* _Directive_: All of the material below is to be restated word for word, apart from the pictures.

* _Data listing_:
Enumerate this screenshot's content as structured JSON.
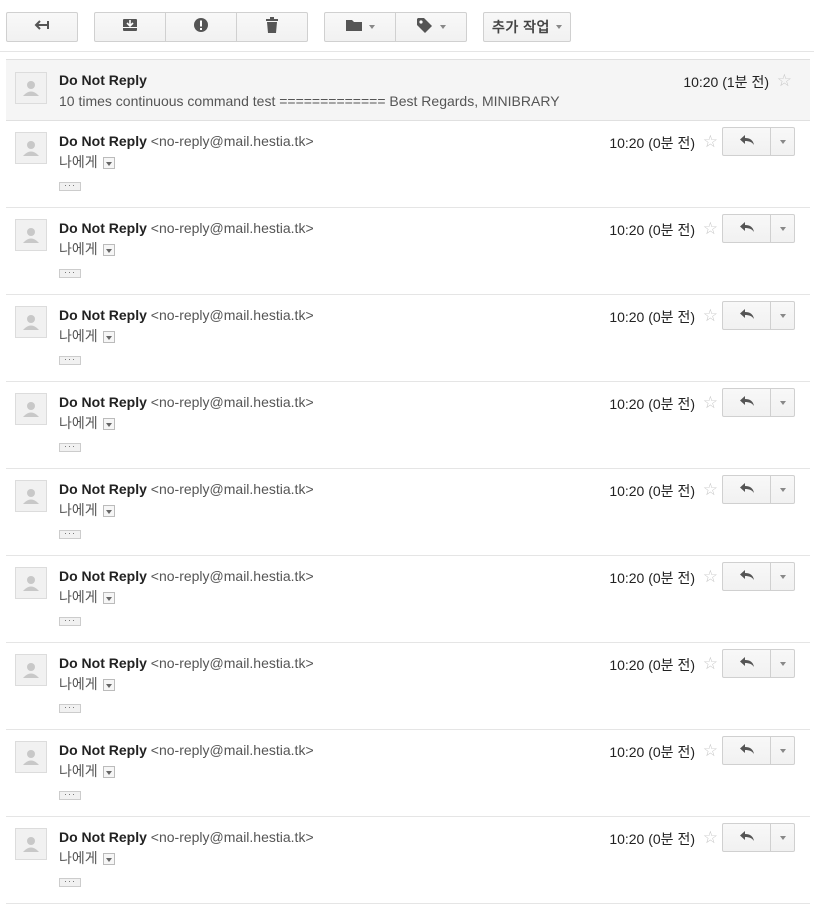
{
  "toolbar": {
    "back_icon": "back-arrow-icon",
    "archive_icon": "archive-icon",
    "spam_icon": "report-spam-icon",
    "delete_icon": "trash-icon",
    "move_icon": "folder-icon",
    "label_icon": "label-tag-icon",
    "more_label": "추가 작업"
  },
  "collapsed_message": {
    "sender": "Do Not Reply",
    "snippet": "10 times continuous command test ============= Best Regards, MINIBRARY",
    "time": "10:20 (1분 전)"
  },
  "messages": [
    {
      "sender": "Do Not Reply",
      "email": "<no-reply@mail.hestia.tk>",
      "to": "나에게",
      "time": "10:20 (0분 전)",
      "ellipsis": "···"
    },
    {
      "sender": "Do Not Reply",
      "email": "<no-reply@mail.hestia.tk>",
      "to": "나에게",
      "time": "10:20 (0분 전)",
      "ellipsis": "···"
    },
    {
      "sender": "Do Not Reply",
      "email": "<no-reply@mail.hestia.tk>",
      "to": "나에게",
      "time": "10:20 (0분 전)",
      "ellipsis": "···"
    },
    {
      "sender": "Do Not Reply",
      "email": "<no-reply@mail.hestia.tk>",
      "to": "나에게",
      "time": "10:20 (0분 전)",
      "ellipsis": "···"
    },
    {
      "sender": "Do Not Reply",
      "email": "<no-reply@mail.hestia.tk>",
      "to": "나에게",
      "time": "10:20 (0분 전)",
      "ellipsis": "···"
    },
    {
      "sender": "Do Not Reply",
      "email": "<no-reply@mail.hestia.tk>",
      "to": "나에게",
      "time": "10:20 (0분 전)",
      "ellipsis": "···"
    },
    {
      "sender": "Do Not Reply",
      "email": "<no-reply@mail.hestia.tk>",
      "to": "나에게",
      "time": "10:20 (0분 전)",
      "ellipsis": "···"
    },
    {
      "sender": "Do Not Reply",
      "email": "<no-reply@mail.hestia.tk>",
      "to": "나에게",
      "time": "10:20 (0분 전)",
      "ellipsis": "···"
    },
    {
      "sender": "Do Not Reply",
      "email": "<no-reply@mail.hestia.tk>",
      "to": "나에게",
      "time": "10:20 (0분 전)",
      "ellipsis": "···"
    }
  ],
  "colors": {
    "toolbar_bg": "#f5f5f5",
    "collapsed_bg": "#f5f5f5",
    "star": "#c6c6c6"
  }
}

* _Exercise answer_:
Enumerate this screenshot's content as structured JSON.
{
  "toolbar": {
    "back_icon": "back-arrow-icon",
    "archive_icon": "archive-icon",
    "spam_icon": "report-spam-icon",
    "delete_icon": "trash-icon",
    "move_icon": "folder-icon",
    "label_icon": "label-tag-icon",
    "more_label": "추가 작업"
  },
  "collapsed_message": {
    "sender": "Do Not Reply",
    "snippet": "10 times continuous command test ============= Best Regards, MINIBRARY",
    "time": "10:20 (1분 전)"
  },
  "messages": [
    {
      "sender": "Do Not Reply",
      "email": "<no-reply@mail.hestia.tk>",
      "to": "나에게",
      "time": "10:20 (0분 전)",
      "ellipsis": "···"
    },
    {
      "sender": "Do Not Reply",
      "email": "<no-reply@mail.hestia.tk>",
      "to": "나에게",
      "time": "10:20 (0분 전)",
      "ellipsis": "···"
    },
    {
      "sender": "Do Not Reply",
      "email": "<no-reply@mail.hestia.tk>",
      "to": "나에게",
      "time": "10:20 (0분 전)",
      "ellipsis": "···"
    },
    {
      "sender": "Do Not Reply",
      "email": "<no-reply@mail.hestia.tk>",
      "to": "나에게",
      "time": "10:20 (0분 전)",
      "ellipsis": "···"
    },
    {
      "sender": "Do Not Reply",
      "email": "<no-reply@mail.hestia.tk>",
      "to": "나에게",
      "time": "10:20 (0분 전)",
      "ellipsis": "···"
    },
    {
      "sender": "Do Not Reply",
      "email": "<no-reply@mail.hestia.tk>",
      "to": "나에게",
      "time": "10:20 (0분 전)",
      "ellipsis": "···"
    },
    {
      "sender": "Do Not Reply",
      "email": "<no-reply@mail.hestia.tk>",
      "to": "나에게",
      "time": "10:20 (0분 전)",
      "ellipsis": "···"
    },
    {
      "sender": "Do Not Reply",
      "email": "<no-reply@mail.hestia.tk>",
      "to": "나에게",
      "time": "10:20 (0분 전)",
      "ellipsis": "···"
    },
    {
      "sender": "Do Not Reply",
      "email": "<no-reply@mail.hestia.tk>",
      "to": "나에게",
      "time": "10:20 (0분 전)",
      "ellipsis": "···"
    }
  ],
  "colors": {
    "toolbar_bg": "#f5f5f5",
    "collapsed_bg": "#f5f5f5",
    "star": "#c6c6c6"
  }
}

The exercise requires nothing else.